**THE TASK:**
Output every line below without omitting or altering anything.

Items from a dataset
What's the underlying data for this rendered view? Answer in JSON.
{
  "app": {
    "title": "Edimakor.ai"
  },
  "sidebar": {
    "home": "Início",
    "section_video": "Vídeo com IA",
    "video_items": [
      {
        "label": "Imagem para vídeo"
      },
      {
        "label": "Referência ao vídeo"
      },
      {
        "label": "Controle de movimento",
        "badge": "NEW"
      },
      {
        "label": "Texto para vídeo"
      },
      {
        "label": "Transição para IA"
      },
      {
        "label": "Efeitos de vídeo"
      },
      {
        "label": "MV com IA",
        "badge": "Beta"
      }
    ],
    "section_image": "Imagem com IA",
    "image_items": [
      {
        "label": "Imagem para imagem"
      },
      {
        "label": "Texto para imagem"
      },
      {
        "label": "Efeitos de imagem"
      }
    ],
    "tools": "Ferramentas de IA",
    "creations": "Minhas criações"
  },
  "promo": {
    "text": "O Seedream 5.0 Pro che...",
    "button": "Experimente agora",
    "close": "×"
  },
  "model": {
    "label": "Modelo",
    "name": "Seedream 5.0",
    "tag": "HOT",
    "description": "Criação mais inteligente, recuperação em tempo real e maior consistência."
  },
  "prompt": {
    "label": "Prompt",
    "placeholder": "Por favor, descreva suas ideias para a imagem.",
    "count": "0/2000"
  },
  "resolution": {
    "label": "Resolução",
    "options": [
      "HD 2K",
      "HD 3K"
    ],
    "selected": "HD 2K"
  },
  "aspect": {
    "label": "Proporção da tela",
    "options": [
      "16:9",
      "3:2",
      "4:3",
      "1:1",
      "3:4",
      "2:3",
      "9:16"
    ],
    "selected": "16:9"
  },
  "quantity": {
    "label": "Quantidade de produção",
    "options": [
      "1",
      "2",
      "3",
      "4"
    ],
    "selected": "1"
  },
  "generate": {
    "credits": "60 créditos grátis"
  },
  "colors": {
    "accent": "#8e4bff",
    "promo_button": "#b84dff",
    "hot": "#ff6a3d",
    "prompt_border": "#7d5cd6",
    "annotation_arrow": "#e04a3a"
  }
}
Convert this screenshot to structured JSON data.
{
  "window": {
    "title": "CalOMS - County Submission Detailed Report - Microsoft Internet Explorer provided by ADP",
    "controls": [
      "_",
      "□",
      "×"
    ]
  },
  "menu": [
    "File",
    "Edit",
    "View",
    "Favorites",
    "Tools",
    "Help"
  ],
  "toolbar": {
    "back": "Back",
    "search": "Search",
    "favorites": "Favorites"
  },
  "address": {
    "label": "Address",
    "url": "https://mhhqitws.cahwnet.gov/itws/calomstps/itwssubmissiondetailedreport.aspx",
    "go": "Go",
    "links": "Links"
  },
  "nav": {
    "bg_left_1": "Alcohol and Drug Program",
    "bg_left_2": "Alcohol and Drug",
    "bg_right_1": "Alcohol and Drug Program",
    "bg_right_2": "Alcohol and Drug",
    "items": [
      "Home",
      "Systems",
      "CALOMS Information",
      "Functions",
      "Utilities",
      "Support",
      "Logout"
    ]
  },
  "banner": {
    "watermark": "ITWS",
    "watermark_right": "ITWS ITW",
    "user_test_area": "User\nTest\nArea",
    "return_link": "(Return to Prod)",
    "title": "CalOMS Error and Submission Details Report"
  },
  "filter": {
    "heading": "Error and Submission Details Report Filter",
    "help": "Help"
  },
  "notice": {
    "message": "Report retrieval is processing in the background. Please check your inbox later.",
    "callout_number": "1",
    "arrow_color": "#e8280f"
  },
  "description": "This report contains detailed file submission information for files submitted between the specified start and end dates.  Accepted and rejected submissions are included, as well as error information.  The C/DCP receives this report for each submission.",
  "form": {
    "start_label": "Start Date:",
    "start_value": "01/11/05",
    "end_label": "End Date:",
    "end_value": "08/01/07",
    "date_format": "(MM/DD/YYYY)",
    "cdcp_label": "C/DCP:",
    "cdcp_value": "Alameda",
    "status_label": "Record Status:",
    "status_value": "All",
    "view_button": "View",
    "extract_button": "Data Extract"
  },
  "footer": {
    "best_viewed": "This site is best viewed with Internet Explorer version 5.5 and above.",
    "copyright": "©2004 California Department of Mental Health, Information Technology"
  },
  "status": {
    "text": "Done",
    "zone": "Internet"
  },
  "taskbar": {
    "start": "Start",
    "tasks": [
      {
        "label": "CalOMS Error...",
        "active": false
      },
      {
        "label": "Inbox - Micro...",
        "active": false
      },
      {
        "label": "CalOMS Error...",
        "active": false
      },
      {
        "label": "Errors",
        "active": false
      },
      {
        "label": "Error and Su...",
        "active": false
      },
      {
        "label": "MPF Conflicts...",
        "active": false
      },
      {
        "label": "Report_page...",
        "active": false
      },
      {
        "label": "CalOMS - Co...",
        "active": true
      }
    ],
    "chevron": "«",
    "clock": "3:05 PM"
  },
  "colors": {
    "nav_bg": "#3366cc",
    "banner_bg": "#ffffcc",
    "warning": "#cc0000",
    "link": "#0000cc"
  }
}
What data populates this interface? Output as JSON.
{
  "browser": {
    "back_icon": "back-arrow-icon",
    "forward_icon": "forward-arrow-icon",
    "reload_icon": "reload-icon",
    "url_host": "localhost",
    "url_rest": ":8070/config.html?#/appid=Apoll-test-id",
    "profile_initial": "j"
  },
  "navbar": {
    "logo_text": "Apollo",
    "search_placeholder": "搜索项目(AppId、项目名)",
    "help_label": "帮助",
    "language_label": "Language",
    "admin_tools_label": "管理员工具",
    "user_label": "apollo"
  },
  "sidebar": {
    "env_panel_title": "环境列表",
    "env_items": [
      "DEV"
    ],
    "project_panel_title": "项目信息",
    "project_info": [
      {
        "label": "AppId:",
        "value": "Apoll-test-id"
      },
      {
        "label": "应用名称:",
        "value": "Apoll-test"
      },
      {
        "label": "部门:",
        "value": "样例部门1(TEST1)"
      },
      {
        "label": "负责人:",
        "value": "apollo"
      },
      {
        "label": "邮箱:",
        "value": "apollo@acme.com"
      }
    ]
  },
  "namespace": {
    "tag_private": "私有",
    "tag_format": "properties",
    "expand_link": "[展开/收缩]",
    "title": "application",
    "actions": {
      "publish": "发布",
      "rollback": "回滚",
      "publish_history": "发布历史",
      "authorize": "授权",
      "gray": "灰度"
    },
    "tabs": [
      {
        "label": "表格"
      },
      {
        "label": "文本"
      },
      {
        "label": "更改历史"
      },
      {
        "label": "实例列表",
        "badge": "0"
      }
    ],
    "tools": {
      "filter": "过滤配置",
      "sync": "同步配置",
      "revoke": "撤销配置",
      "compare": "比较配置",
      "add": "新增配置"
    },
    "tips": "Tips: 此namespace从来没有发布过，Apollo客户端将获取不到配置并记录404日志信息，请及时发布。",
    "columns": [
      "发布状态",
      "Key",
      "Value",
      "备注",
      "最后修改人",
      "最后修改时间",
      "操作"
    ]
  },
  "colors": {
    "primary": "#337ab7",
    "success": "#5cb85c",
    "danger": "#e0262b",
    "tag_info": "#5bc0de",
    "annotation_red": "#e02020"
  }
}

**SOLVED PROBLEM:**
What's the underlying data for this rendered view? Answer in JSON.
{
  "app": {
    "title": "Edimakor.ai"
  },
  "sidebar": {
    "home": "Início",
    "section_video": "Vídeo com IA",
    "video_items": [
      {
        "label": "Imagem para vídeo"
      },
      {
        "label": "Referência ao vídeo"
      },
      {
        "label": "Controle de movimento",
        "badge": "NEW"
      },
      {
        "label": "Texto para vídeo"
      },
      {
        "label": "Transição para IA"
      },
      {
        "label": "Efeitos de vídeo"
      },
      {
        "label": "MV com IA",
        "badge": "Beta"
      }
    ],
    "section_image": "Imagem com IA",
    "image_items": [
      {
        "label": "Imagem para imagem"
      },
      {
        "label": "Texto para imagem"
      },
      {
        "label": "Efeitos de imagem"
      }
    ],
    "tools": "Ferramentas de IA",
    "creations": "Minhas criações"
  },
  "promo": {
    "text": "O Seedream 5.0 Pro che...",
    "button": "Experimente agora",
    "close": "×"
  },
  "model": {
    "label": "Modelo",
    "name": "Seedream 5.0",
    "tag": "HOT",
    "description": "Criação mais inteligente, recuperação em tempo real e maior consistência."
  },
  "prompt": {
    "label": "Prompt",
    "placeholder": "Por favor, descreva suas ideias para a imagem.",
    "count": "0/2000"
  },
  "resolution": {
    "label": "Resolução",
    "options": [
      "HD 2K",
      "HD 3K"
    ],
    "selected": "HD 2K"
  },
  "aspect": {
    "label": "Proporção da tela",
    "options": [
      "16:9",
      "3:2",
      "4:3",
      "1:1",
      "3:4",
      "2:3",
      "9:16"
    ],
    "selected": "16:9"
  },
  "quantity": {
    "label": "Quantidade de produção",
    "options": [
      "1",
      "2",
      "3",
      "4"
    ],
    "selected": "1"
  },
  "generate": {
    "credits": "60 créditos grátis"
  },
  "colors": {
    "accent": "#8e4bff",
    "promo_button": "#b84dff",
    "hot": "#ff6a3d",
    "prompt_border": "#7d5cd6",
    "annotation_arrow": "#e04a3a"
  }
}
Convert this screenshot to structured JSON data.
{
  "window": {
    "title": "CalOMS - County Submission Detailed Report - Microsoft Internet Explorer provided by ADP",
    "controls": [
      "_",
      "□",
      "×"
    ]
  },
  "menu": [
    "File",
    "Edit",
    "View",
    "Favorites",
    "Tools",
    "Help"
  ],
  "toolbar": {
    "back": "Back",
    "search": "Search",
    "favorites": "Favorites"
  },
  "address": {
    "label": "Address",
    "url": "https://mhhqitws.cahwnet.gov/itws/calomstps/itwssubmissiondetailedreport.aspx",
    "go": "Go",
    "links": "Links"
  },
  "nav": {
    "bg_left_1": "Alcohol and Drug Program",
    "bg_left_2": "Alcohol and Drug",
    "bg_right_1": "Alcohol and Drug Program",
    "bg_right_2": "Alcohol and Drug",
    "items": [
      "Home",
      "Systems",
      "CALOMS Information",
      "Functions",
      "Utilities",
      "Support",
      "Logout"
    ]
  },
  "banner": {
    "watermark": "ITWS",
    "watermark_right": "ITWS ITW",
    "user_test_area": "User\nTest\nArea",
    "return_link": "(Return to Prod)",
    "title": "CalOMS Error and Submission Details Report"
  },
  "filter": {
    "heading": "Error and Submission Details Report Filter",
    "help": "Help"
  },
  "notice": {
    "message": "Report retrieval is processing in the background. Please check your inbox later.",
    "callout_number": "1",
    "arrow_color": "#e8280f"
  },
  "description": "This report contains detailed file submission information for files submitted between the specified start and end dates.  Accepted and rejected submissions are included, as well as error information.  The C/DCP receives this report for each submission.",
  "form": {
    "start_label": "Start Date:",
    "start_value": "01/11/05",
    "end_label": "End Date:",
    "end_value": "08/01/07",
    "date_format": "(MM/DD/YYYY)",
    "cdcp_label": "C/DCP:",
    "cdcp_value": "Alameda",
    "status_label": "Record Status:",
    "status_value": "All",
    "view_button": "View",
    "extract_button": "Data Extract"
  },
  "footer": {
    "best_viewed": "This site is best viewed with Internet Explorer version 5.5 and above.",
    "copyright": "©2004 California Department of Mental Health, Information Technology"
  },
  "status": {
    "text": "Done",
    "zone": "Internet"
  },
  "taskbar": {
    "start": "Start",
    "tasks": [
      {
        "label": "CalOMS Error...",
        "active": false
      },
      {
        "label": "Inbox - Micro...",
        "active": false
      },
      {
        "label": "CalOMS Error...",
        "active": false
      },
      {
        "label": "Errors",
        "active": false
      },
      {
        "label": "Error and Su...",
        "active": false
      },
      {
        "label": "MPF Conflicts...",
        "active": false
      },
      {
        "label": "Report_page...",
        "active": false
      },
      {
        "label": "CalOMS - Co...",
        "active": true
      }
    ],
    "chevron": "«",
    "clock": "3:05 PM"
  },
  "colors": {
    "nav_bg": "#3366cc",
    "banner_bg": "#ffffcc",
    "warning": "#cc0000",
    "link": "#0000cc"
  }
}
What data populates this interface? Output as JSON.
{
  "browser": {
    "back_icon": "back-arrow-icon",
    "forward_icon": "forward-arrow-icon",
    "reload_icon": "reload-icon",
    "url_host": "localhost",
    "url_rest": ":8070/config.html?#/appid=Apoll-test-id",
    "profile_initial": "j"
  },
  "navbar": {
    "logo_text": "Apollo",
    "search_placeholder": "搜索项目(AppId、项目名)",
    "help_label": "帮助",
    "language_label": "Language",
    "admin_tools_label": "管理员工具",
    "user_label": "apollo"
  },
  "sidebar": {
    "env_panel_title": "环境列表",
    "env_items": [
      "DEV"
    ],
    "project_panel_title": "项目信息",
    "project_info": [
      {
        "label": "AppId:",
        "value": "Apoll-test-id"
      },
      {
        "label": "应用名称:",
        "value": "Apoll-test"
      },
      {
        "label": "部门:",
        "value": "样例部门1(TEST1)"
      },
      {
        "label": "负责人:",
        "value": "apollo"
      },
      {
        "label": "邮箱:",
        "value": "apollo@acme.com"
      }
    ]
  },
  "namespace": {
    "tag_private": "私有",
    "tag_format": "properties",
    "expand_link": "[展开/收缩]",
    "title": "application",
    "actions": {
      "publish": "发布",
      "rollback": "回滚",
      "publish_history": "发布历史",
      "authorize": "授权",
      "gray": "灰度"
    },
    "tabs": [
      {
        "label": "表格"
      },
      {
        "label": "文本"
      },
      {
        "label": "更改历史"
      },
      {
        "label": "实例列表",
        "badge": "0"
      }
    ],
    "tools": {
      "filter": "过滤配置",
      "sync": "同步配置",
      "revoke": "撤销配置",
      "compare": "比较配置",
      "add": "新增配置"
    },
    "tips": "Tips: 此namespace从来没有发布过，Apollo客户端将获取不到配置并记录404日志信息，请及时发布。",
    "columns": [
      "发布状态",
      "Key",
      "Value",
      "备注",
      "最后修改人",
      "最后修改时间",
      "操作"
    ]
  },
  "colors": {
    "primary": "#337ab7",
    "success": "#5cb85c",
    "danger": "#e0262b",
    "tag_info": "#5bc0de",
    "annotation_red": "#e02020"
  }
}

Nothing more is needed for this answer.